start Material to process

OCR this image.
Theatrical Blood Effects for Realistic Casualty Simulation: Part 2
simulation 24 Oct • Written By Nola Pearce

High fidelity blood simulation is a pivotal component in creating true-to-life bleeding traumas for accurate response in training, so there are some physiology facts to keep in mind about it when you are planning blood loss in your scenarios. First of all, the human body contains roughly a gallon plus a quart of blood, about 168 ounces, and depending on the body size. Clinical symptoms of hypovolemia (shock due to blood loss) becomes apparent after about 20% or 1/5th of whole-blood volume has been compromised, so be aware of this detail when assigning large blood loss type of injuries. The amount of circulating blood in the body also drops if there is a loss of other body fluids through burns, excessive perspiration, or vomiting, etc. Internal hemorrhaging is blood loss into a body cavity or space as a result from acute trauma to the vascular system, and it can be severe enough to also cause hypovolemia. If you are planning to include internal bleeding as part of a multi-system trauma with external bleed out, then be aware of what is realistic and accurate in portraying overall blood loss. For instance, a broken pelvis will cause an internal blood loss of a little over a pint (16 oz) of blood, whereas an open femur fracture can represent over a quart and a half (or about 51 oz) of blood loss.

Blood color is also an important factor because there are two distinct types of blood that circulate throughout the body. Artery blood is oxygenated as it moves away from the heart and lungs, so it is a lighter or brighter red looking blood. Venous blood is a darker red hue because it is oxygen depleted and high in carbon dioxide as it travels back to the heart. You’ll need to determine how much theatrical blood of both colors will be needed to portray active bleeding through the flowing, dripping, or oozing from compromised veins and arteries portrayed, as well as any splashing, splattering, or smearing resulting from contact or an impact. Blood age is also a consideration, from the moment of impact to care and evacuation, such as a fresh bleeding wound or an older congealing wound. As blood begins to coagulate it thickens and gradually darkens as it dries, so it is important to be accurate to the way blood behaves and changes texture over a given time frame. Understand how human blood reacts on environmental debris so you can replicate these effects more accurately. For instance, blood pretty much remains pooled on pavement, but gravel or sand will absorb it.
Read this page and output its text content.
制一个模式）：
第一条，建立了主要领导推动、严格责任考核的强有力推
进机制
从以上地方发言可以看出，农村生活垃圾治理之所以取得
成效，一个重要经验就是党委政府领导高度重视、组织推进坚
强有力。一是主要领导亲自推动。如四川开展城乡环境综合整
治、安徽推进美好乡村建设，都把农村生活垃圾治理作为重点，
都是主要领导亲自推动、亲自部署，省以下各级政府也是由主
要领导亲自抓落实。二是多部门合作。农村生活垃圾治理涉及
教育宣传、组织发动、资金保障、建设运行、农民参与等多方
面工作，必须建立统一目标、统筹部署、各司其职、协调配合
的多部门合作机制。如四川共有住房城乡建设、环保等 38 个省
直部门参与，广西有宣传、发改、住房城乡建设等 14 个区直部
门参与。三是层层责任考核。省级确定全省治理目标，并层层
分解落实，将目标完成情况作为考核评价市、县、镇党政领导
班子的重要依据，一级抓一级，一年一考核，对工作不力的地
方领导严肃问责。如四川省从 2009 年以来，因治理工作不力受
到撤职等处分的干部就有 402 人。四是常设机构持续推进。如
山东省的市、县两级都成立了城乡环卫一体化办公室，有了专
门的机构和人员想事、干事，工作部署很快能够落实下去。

end Material to process

# The request
Nothing should be left out: repeat all of the data exactly.

# Complete answer
OCR this image.
Theatrical Blood Effects for Realistic Casualty Simulation: Part 2
simulation 24 Oct • Written By Nola Pearce

High fidelity blood simulation is a pivotal component in creating true-to-life bleeding traumas for accurate response in training, so there are some physiology facts to keep in mind about it when you are planning blood loss in your scenarios. First of all, the human body contains roughly a gallon plus a quart of blood, about 168 ounces, and depending on the body size. Clinical symptoms of hypovolemia (shock due to blood loss) becomes apparent after about 20% or 1/5th of whole-blood volume has been compromised, so be aware of this detail when assigning large blood loss type of injuries. The amount of circulating blood in the body also drops if there is a loss of other body fluids through burns, excessive perspiration, or vomiting, etc. Internal hemorrhaging is blood loss into a body cavity or space as a result from acute trauma to the vascular system, and it can be severe enough to also cause hypovolemia. If you are planning to include internal bleeding as part of a multi-system trauma with external bleed out, then be aware of what is realistic and accurate in portraying overall blood loss. For instance, a broken pelvis will cause an internal blood loss of a little over a pint (16 oz) of blood, whereas an open femur fracture can represent over a quart and a half (or about 51 oz) of blood loss.

Blood color is also an important factor because there are two distinct types of blood that circulate throughout the body. Artery blood is oxygenated as it moves away from the heart and lungs, so it is a lighter or brighter red looking blood. Venous blood is a darker red hue because it is oxygen depleted and high in carbon dioxide as it travels back to the heart. You’ll need to determine how much theatrical blood of both colors will be needed to portray active bleeding through the flowing, dripping, or oozing from compromised veins and arteries portrayed, as well as any splashing, splattering, or smearing resulting from contact or an impact. Blood age is also a consideration, from the moment of impact to care and evacuation, such as a fresh bleeding wound or an older congealing wound. As blood begins to coagulate it thickens and gradually darkens as it dries, so it is important to be accurate to the way blood behaves and changes texture over a given time frame. Understand how human blood reacts on environmental debris so you can replicate these effects more accurately. For instance, blood pretty much remains pooled on pavement, but gravel or sand will absorb it.
Read this page and output its text content.
制一个模式）：
第一条，建立了主要领导推动、严格责任考核的强有力推
进机制
从以上地方发言可以看出，农村生活垃圾治理之所以取得
成效，一个重要经验就是党委政府领导高度重视、组织推进坚
强有力。一是主要领导亲自推动。如四川开展城乡环境综合整
治、安徽推进美好乡村建设，都把农村生活垃圾治理作为重点，
都是主要领导亲自推动、亲自部署，省以下各级政府也是由主
要领导亲自抓落实。二是多部门合作。农村生活垃圾治理涉及
教育宣传、组织发动、资金保障、建设运行、农民参与等多方
面工作，必须建立统一目标、统筹部署、各司其职、协调配合
的多部门合作机制。如四川共有住房城乡建设、环保等 38 个省
直部门参与，广西有宣传、发改、住房城乡建设等 14 个区直部
门参与。三是层层责任考核。省级确定全省治理目标，并层层
分解落实，将目标完成情况作为考核评价市、县、镇党政领导
班子的重要依据，一级抓一级，一年一考核，对工作不力的地
方领导严肃问责。如四川省从 2009 年以来，因治理工作不力受
到撤职等处分的干部就有 402 人。四是常设机构持续推进。如
山东省的市、县两级都成立了城乡环卫一体化办公室，有了专
门的机构和人员想事、干事，工作部署很快能够落实下去。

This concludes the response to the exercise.